:: Exercise directions ::
Reproduce each of the lines word for word.

:: Data for this task ::

<<<<

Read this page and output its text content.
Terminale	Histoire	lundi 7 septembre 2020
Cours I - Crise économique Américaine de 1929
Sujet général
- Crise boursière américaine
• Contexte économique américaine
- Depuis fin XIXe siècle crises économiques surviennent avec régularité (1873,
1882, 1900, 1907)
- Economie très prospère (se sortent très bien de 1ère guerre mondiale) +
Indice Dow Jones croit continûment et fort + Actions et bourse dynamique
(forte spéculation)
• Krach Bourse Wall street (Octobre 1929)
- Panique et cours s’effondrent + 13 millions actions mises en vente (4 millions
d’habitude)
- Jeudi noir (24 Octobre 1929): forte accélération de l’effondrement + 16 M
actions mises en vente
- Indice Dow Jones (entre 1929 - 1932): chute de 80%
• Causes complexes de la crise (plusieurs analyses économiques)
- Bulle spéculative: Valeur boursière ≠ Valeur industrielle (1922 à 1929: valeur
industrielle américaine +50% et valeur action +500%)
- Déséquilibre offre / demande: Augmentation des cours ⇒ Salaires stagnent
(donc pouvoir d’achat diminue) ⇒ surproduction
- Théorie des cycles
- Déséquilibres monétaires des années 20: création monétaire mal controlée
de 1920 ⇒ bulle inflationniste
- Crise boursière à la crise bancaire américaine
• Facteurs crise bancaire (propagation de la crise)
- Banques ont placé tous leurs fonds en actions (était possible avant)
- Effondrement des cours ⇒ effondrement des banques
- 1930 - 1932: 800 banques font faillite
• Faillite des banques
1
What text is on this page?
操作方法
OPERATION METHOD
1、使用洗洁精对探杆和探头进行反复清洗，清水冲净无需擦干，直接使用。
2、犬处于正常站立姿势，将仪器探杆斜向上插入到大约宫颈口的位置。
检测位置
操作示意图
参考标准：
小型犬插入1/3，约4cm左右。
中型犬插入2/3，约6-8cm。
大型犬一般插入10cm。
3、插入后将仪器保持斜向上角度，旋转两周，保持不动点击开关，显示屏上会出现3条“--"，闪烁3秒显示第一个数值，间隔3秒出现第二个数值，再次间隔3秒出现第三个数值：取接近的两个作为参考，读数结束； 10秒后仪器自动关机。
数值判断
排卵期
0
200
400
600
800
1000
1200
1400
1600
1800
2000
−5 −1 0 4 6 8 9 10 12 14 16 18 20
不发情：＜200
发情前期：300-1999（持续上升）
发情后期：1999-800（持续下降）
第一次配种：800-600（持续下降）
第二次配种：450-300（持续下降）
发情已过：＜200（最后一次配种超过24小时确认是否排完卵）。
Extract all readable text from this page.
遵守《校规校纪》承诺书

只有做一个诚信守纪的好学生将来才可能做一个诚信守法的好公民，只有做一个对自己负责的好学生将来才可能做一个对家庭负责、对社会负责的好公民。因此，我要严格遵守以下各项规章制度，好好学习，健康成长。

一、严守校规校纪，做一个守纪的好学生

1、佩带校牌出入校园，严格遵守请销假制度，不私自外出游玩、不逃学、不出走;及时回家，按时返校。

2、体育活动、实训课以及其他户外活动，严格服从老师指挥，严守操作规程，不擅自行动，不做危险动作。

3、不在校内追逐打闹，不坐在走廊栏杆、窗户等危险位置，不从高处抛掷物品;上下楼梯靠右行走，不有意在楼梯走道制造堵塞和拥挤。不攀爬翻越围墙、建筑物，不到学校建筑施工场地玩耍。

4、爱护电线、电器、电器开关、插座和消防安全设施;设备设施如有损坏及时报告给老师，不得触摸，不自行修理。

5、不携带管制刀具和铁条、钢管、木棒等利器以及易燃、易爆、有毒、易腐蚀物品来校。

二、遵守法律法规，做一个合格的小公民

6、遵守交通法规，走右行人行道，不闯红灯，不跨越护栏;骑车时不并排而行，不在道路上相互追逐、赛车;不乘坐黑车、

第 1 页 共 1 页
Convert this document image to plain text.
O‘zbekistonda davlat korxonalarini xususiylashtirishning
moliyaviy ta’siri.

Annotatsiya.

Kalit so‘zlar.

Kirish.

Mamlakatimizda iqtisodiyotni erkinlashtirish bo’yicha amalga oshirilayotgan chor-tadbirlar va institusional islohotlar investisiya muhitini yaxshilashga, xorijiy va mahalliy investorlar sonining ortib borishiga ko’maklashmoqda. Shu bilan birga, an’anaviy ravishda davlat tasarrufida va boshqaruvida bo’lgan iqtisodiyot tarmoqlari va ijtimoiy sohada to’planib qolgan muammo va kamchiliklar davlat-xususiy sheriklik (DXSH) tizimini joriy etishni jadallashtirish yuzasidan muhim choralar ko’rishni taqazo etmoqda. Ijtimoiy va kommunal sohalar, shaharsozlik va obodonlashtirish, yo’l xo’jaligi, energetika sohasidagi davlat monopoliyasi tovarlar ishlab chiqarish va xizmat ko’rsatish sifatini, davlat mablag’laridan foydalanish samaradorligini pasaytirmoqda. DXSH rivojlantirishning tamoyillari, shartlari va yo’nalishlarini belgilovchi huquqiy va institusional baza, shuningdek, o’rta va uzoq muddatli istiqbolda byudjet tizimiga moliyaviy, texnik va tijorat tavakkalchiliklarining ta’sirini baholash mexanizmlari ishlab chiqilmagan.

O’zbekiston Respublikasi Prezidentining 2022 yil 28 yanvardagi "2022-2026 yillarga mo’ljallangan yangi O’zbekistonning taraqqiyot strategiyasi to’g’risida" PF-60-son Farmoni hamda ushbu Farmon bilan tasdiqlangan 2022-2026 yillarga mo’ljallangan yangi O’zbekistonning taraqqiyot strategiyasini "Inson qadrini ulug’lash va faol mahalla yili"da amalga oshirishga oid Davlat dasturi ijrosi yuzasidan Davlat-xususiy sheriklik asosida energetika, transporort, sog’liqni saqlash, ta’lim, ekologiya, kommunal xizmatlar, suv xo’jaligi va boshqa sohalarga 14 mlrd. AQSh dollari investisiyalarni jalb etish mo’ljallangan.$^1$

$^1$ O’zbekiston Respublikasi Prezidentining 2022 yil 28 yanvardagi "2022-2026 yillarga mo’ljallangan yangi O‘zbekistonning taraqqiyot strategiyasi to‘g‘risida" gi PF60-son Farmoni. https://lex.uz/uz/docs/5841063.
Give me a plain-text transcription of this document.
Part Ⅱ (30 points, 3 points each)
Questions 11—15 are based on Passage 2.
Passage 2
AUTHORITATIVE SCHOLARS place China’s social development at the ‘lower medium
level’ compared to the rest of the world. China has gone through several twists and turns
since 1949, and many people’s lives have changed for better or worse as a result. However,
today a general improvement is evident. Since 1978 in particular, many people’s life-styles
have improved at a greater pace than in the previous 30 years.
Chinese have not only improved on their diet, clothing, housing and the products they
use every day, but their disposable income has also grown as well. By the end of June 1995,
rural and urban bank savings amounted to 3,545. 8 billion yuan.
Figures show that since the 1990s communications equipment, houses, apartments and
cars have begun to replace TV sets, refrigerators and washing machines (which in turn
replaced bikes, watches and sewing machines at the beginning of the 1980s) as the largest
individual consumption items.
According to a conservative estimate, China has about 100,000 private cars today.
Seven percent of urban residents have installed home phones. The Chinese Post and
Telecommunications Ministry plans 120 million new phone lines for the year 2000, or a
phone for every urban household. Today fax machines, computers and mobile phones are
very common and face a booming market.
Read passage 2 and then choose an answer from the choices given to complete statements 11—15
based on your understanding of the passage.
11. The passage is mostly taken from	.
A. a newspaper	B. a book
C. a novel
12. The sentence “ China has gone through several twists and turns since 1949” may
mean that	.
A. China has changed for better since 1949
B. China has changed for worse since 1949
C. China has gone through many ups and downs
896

>>>>

:: Result for this task ::
Read this page and output its text content.
Terminale	Histoire	lundi 7 septembre 2020
Cours I - Crise économique Américaine de 1929
Sujet général
- Crise boursière américaine
• Contexte économique américaine
- Depuis fin XIXe siècle crises économiques surviennent avec régularité (1873,
1882, 1900, 1907)
- Economie très prospère (se sortent très bien de 1ère guerre mondiale) +
Indice Dow Jones croit continûment et fort + Actions et bourse dynamique
(forte spéculation)
• Krach Bourse Wall street (Octobre 1929)
- Panique et cours s’effondrent + 13 millions actions mises en vente (4 millions
d’habitude)
- Jeudi noir (24 Octobre 1929): forte accélération de l’effondrement + 16 M
actions mises en vente
- Indice Dow Jones (entre 1929 - 1932): chute de 80%
• Causes complexes de la crise (plusieurs analyses économiques)
- Bulle spéculative: Valeur boursière ≠ Valeur industrielle (1922 à 1929: valeur
industrielle américaine +50% et valeur action +500%)
- Déséquilibre offre / demande: Augmentation des cours ⇒ Salaires stagnent
(donc pouvoir d’achat diminue) ⇒ surproduction
- Théorie des cycles
- Déséquilibres monétaires des années 20: création monétaire mal controlée
de 1920 ⇒ bulle inflationniste
- Crise boursière à la crise bancaire américaine
• Facteurs crise bancaire (propagation de la crise)
- Banques ont placé tous leurs fonds en actions (était possible avant)
- Effondrement des cours ⇒ effondrement des banques
- 1930 - 1932: 800 banques font faillite
• Faillite des banques
1
What text is on this page?
操作方法
OPERATION METHOD
1、使用洗洁精对探杆和探头进行反复清洗，清水冲净无需擦干，直接使用。
2、犬处于正常站立姿势，将仪器探杆斜向上插入到大约宫颈口的位置。
检测位置
操作示意图
参考标准：
小型犬插入1/3，约4cm左右。
中型犬插入2/3，约6-8cm。
大型犬一般插入10cm。
3、插入后将仪器保持斜向上角度，旋转两周，保持不动点击开关，显示屏上会出现3条“--"，闪烁3秒显示第一个数值，间隔3秒出现第二个数值，再次间隔3秒出现第三个数值：取接近的两个作为参考，读数结束； 10秒后仪器自动关机。
数值判断
排卵期
0
200
400
600
800
1000
1200
1400
1600
1800
2000
−5 −1 0 4 6 8 9 10 12 14 16 18 20
不发情：＜200
发情前期：300-1999（持续上升）
发情后期：1999-800（持续下降）
第一次配种：800-600（持续下降）
第二次配种：450-300（持续下降）
发情已过：＜200（最后一次配种超过24小时确认是否排完卵）。
Extract all readable text from this page.
遵守《校规校纪》承诺书

只有做一个诚信守纪的好学生将来才可能做一个诚信守法的好公民，只有做一个对自己负责的好学生将来才可能做一个对家庭负责、对社会负责的好公民。因此，我要严格遵守以下各项规章制度，好好学习，健康成长。

一、严守校规校纪，做一个守纪的好学生

1、佩带校牌出入校园，严格遵守请销假制度，不私自外出游玩、不逃学、不出走;及时回家，按时返校。

2、体育活动、实训课以及其他户外活动，严格服从老师指挥，严守操作规程，不擅自行动，不做危险动作。

3、不在校内追逐打闹，不坐在走廊栏杆、窗户等危险位置，不从高处抛掷物品;上下楼梯靠右行走，不有意在楼梯走道制造堵塞和拥挤。不攀爬翻越围墙、建筑物，不到学校建筑施工场地玩耍。

4、爱护电线、电器、电器开关、插座和消防安全设施;设备设施如有损坏及时报告给老师，不得触摸，不自行修理。

5、不携带管制刀具和铁条、钢管、木棒等利器以及易燃、易爆、有毒、易腐蚀物品来校。

二、遵守法律法规，做一个合格的小公民

6、遵守交通法规，走右行人行道，不闯红灯，不跨越护栏;骑车时不并排而行，不在道路上相互追逐、赛车;不乘坐黑车、

第 1 页 共 1 页
Convert this document image to plain text.
O‘zbekistonda davlat korxonalarini xususiylashtirishning
moliyaviy ta’siri.

Annotatsiya.

Kalit so‘zlar.

Kirish.

Mamlakatimizda iqtisodiyotni erkinlashtirish bo’yicha amalga oshirilayotgan chor-tadbirlar va institusional islohotlar investisiya muhitini yaxshilashga, xorijiy va mahalliy investorlar sonining ortib borishiga ko’maklashmoqda. Shu bilan birga, an’anaviy ravishda davlat tasarrufida va boshqaruvida bo’lgan iqtisodiyot tarmoqlari va ijtimoiy sohada to’planib qolgan muammo va kamchiliklar davlat-xususiy sheriklik (DXSH) tizimini joriy etishni jadallashtirish yuzasidan muhim choralar ko’rishni taqazo etmoqda. Ijtimoiy va kommunal sohalar, shaharsozlik va obodonlashtirish, yo’l xo’jaligi, energetika sohasidagi davlat monopoliyasi tovarlar ishlab chiqarish va xizmat ko’rsatish sifatini, davlat mablag’laridan foydalanish samaradorligini pasaytirmoqda. DXSH rivojlantirishning tamoyillari, shartlari va yo’nalishlarini belgilovchi huquqiy va institusional baza, shuningdek, o’rta va uzoq muddatli istiqbolda byudjet tizimiga moliyaviy, texnik va tijorat tavakkalchiliklarining ta’sirini baholash mexanizmlari ishlab chiqilmagan.

O’zbekiston Respublikasi Prezidentining 2022 yil 28 yanvardagi "2022-2026 yillarga mo’ljallangan yangi O’zbekistonning taraqqiyot strategiyasi to’g’risida" PF-60-son Farmoni hamda ushbu Farmon bilan tasdiqlangan 2022-2026 yillarga mo’ljallangan yangi O’zbekistonning taraqqiyot strategiyasini "Inson qadrini ulug’lash va faol mahalla yili"da amalga oshirishga oid Davlat dasturi ijrosi yuzasidan Davlat-xususiy sheriklik asosida energetika, transporort, sog’liqni saqlash, ta’lim, ekologiya, kommunal xizmatlar, suv xo’jaligi va boshqa sohalarga 14 mlrd. AQSh dollari investisiyalarni jalb etish mo’ljallangan.$^1$

$^1$ O’zbekiston Respublikasi Prezidentining 2022 yil 28 yanvardagi "2022-2026 yillarga mo’ljallangan yangi O‘zbekistonning taraqqiyot strategiyasi to‘g‘risida" gi PF60-son Farmoni. https://lex.uz/uz/docs/5841063.
Give me a plain-text transcription of this document.
Part Ⅱ (30 points, 3 points each)
Questions 11—15 are based on Passage 2.
Passage 2
AUTHORITATIVE SCHOLARS place China’s social development at the ‘lower medium
level’ compared to the rest of the world. China has gone through several twists and turns
since 1949, and many people’s lives have changed for better or worse as a result. However,
today a general improvement is evident. Since 1978 in particular, many people’s life-styles
have improved at a greater pace than in the previous 30 years.
Chinese have not only improved on their diet, clothing, housing and the products they
use every day, but their disposable income has also grown as well. By the end of June 1995,
rural and urban bank savings amounted to 3,545. 8 billion yuan.
Figures show that since the 1990s communications equipment, houses, apartments and
cars have begun to replace TV sets, refrigerators and washing machines (which in turn
replaced bikes, watches and sewing machines at the beginning of the 1980s) as the largest
individual consumption items.
According to a conservative estimate, China has about 100,000 private cars today.
Seven percent of urban residents have installed home phones. The Chinese Post and
Telecommunications Ministry plans 120 million new phone lines for the year 2000, or a
phone for every urban household. Today fax machines, computers and mobile phones are
very common and face a booming market.
Read passage 2 and then choose an answer from the choices given to complete statements 11—15
based on your understanding of the passage.
11. The passage is mostly taken from	.
A. a newspaper	B. a book
C. a novel
12. The sentence “ China has gone through several twists and turns since 1949” may
mean that	.
A. China has changed for better since 1949
B. China has changed for worse since 1949
C. China has gone through many ups and downs
896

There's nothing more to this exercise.